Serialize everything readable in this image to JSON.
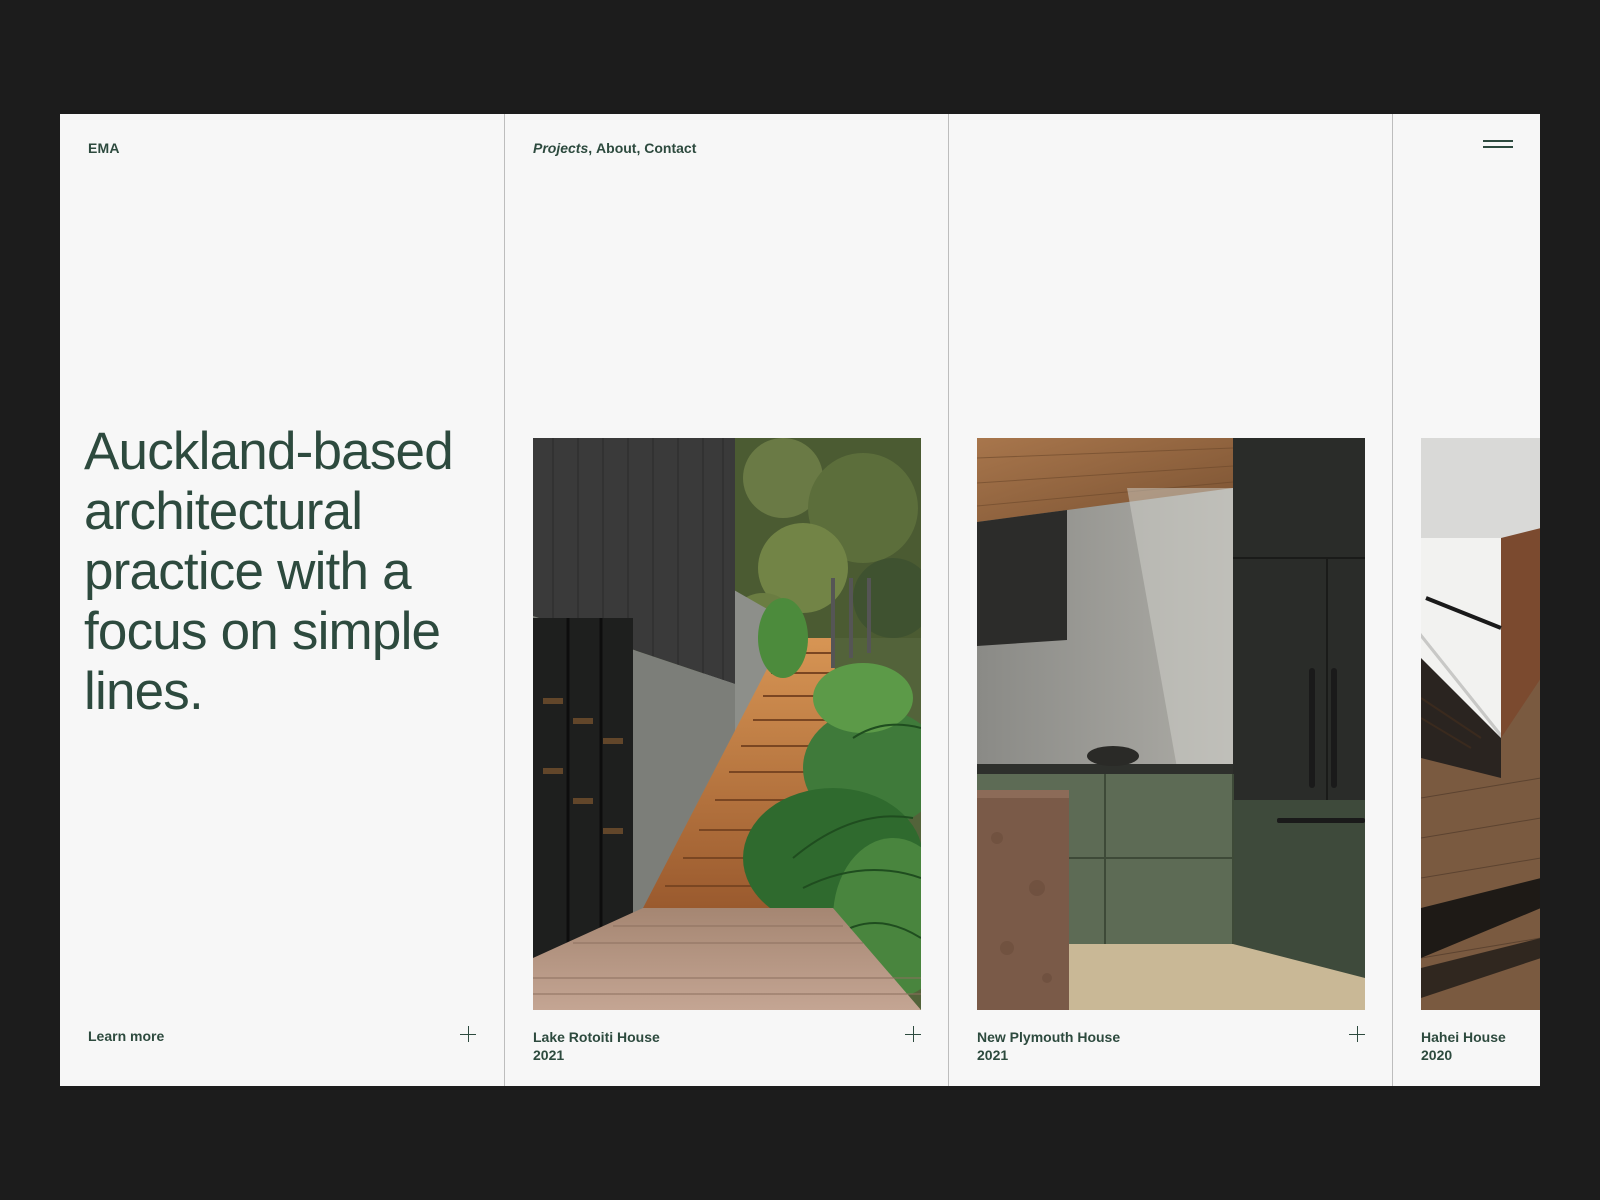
{
  "brand": {
    "logo": "EMA"
  },
  "nav": {
    "items": [
      {
        "label": "Projects",
        "active": true
      },
      {
        "label": "About",
        "active": false
      },
      {
        "label": "Contact",
        "active": false
      }
    ],
    "separator": ", "
  },
  "hero": {
    "headline": "Auckland-based architectural practice with a focus on simple lines.",
    "cta": "Learn more"
  },
  "projects": [
    {
      "title": "Lake Rotoiti House",
      "year": "2021",
      "image": "exterior-timber-stairs-with-ferns"
    },
    {
      "title": "New Plymouth House",
      "year": "2021",
      "image": "green-kitchen-with-timber-ceiling"
    },
    {
      "title": "Hahei House",
      "year": "2020",
      "image": "interior-staircase-timber-floor"
    }
  ],
  "icons": {
    "menu": "hamburger-menu-icon",
    "expand": "plus-icon"
  },
  "colors": {
    "background_outer": "#1c1c1c",
    "panel": "#f7f7f7",
    "ink": "#2d4a3e",
    "divider": "#bdbdbd"
  }
}
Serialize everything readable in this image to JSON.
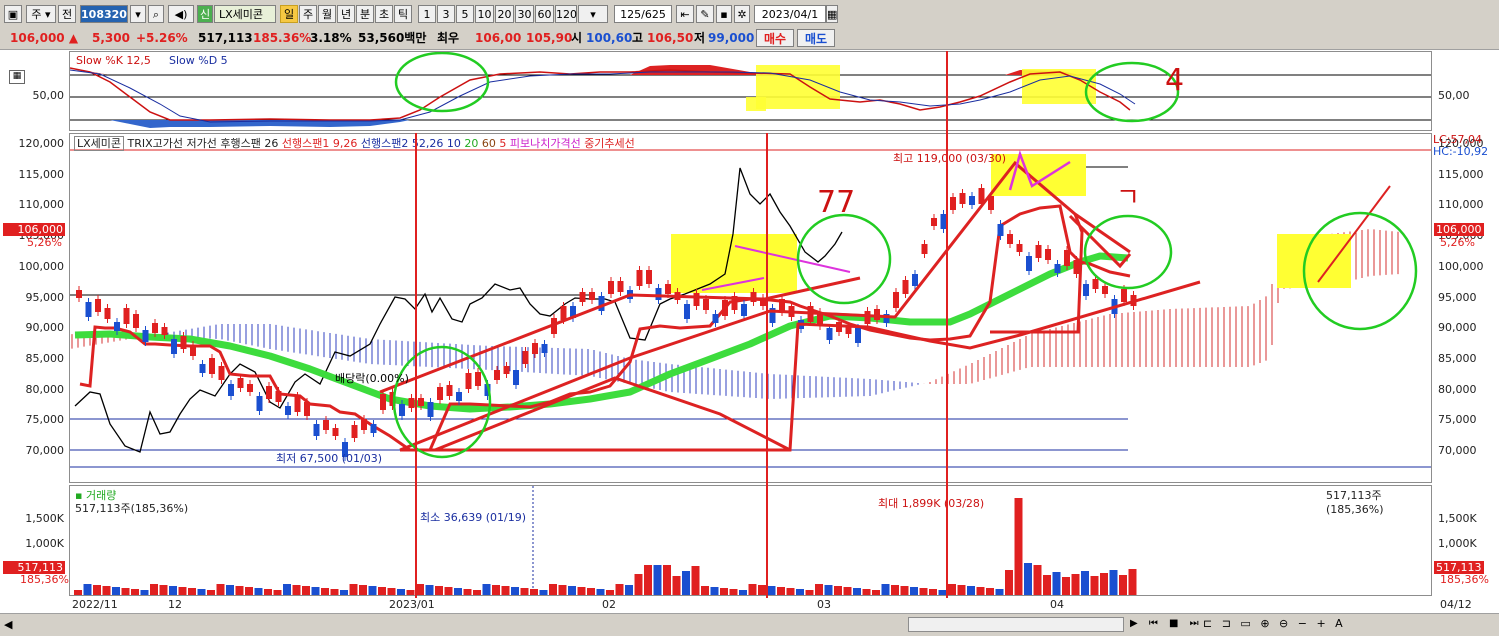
{
  "toolbar": {
    "market": "주",
    "period_label": "전",
    "stock_code": "108320",
    "stock_name": "LX세미콘",
    "credit_badge": "신",
    "buttons": [
      "일",
      "주",
      "월",
      "년",
      "분",
      "초",
      "틱"
    ],
    "intervals": [
      "1",
      "3",
      "5",
      "10",
      "20",
      "30",
      "60",
      "120"
    ],
    "count": "125",
    "total": "/625",
    "date": "2023/04/1"
  },
  "quote": {
    "price": "106,000",
    "arrow": "▲",
    "change": "5,300",
    "change_pct": "+5.26%",
    "volume": "517,113",
    "volume_ratio": "185.36%",
    "turnover": "3.18%",
    "amount": "53,560백만",
    "lowlabel": "최우",
    "best1": "106,00",
    "best2": "105,90",
    "open_lbl": "시",
    "open": "100,60",
    "high_lbl": "고",
    "high": "106,50",
    "low_lbl": "저",
    "low": "99,000",
    "buy": "매수",
    "sell": "매도"
  },
  "stoch": {
    "title1": "Slow %K 12,5",
    "title2": "Slow %D 5",
    "level": "50,00"
  },
  "price_panel": {
    "legend": [
      "LX세미콘",
      "TRIX고가선",
      "저가선",
      "후행스팬 26",
      "선행스팬1 9,26",
      "선행스팬2 52,26",
      "10",
      "20",
      "60",
      "5",
      "피보나치가격선",
      "중기추세선"
    ],
    "yticks": [
      "120,000",
      "115,000",
      "110,000",
      "105,000",
      "100,000",
      "95,000",
      "90,000",
      "85,000",
      "80,000",
      "75,000",
      "70,000"
    ],
    "high_label": "최고 119,000 (03/30)",
    "low_label": "최저 67,500 (01/03)",
    "dividend_label": "배당락(0.00%)",
    "lc": "LC:57,04",
    "hc": "HC:-10,92",
    "price_tag": "106,000",
    "pct_tag": "5,26%",
    "annotations": [
      "77",
      "ㄱ",
      "4"
    ]
  },
  "volume_panel": {
    "title": "거래량",
    "subtitle": "517,113주(185,36%)",
    "right_label": "517,113주(185,36%)",
    "yticks": [
      "1,500K",
      "1,000K"
    ],
    "max_label": "최대 1,899K (03/28)",
    "min_label": "최소 36,639 (01/19)",
    "vol_tag": "517,113",
    "pct_tag": "185,36%"
  },
  "xaxis": {
    "labels": [
      "2022/11",
      "12",
      "2023/01",
      "02",
      "03",
      "04"
    ],
    "right": "04/12"
  },
  "colors": {
    "up": "#e02020",
    "down": "#1a4fd0",
    "cloud_red": "#d43030",
    "cloud_blue": "#3040c0",
    "ma_green": "#3ddc3d",
    "highlight": "#ffff33"
  }
}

— Stated problem —
In the records above, how many lines contain the word "House"? Give the number alone.

— Expected answer —
3